# [WHAT TO PRODUCE]
Quote each record exactly, please, leaving none out.

# [SUPPLIED DATA]
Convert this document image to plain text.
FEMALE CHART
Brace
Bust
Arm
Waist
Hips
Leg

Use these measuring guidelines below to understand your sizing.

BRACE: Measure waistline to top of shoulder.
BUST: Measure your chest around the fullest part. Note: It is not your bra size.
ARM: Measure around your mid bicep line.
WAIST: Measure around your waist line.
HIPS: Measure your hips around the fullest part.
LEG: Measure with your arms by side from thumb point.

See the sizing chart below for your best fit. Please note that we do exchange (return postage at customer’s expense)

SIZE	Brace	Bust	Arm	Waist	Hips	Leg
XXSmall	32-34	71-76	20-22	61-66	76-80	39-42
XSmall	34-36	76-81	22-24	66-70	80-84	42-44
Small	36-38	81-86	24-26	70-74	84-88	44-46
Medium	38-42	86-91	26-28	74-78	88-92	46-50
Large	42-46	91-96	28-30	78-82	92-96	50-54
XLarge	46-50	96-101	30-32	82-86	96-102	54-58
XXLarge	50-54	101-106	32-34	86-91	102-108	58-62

# [RESPONSE TO THE TASK]
Convert this document image to plain text.
FEMALE CHART
Brace
Bust
Arm
Waist
Hips
Leg

Use these measuring guidelines below to understand your sizing.

BRACE: Measure waistline to top of shoulder.
BUST: Measure your chest around the fullest part. Note: It is not your bra size.
ARM: Measure around your mid bicep line.
WAIST: Measure around your waist line.
HIPS: Measure your hips around the fullest part.
LEG: Measure with your arms by side from thumb point.

See the sizing chart below for your best fit. Please note that we do exchange (return postage at customer’s expense)

SIZE	Brace	Bust	Arm	Waist	Hips	Leg
XXSmall	32-34	71-76	20-22	61-66	76-80	39-42
XSmall	34-36	76-81	22-24	66-70	80-84	42-44
Small	36-38	81-86	24-26	70-74	84-88	44-46
Medium	38-42	86-91	26-28	74-78	88-92	46-50
Large	42-46	91-96	28-30	78-82	92-96	50-54
XLarge	46-50	96-101	30-32	82-86	96-102	54-58
XXLarge	50-54	101-106	32-34	86-91	102-108	58-62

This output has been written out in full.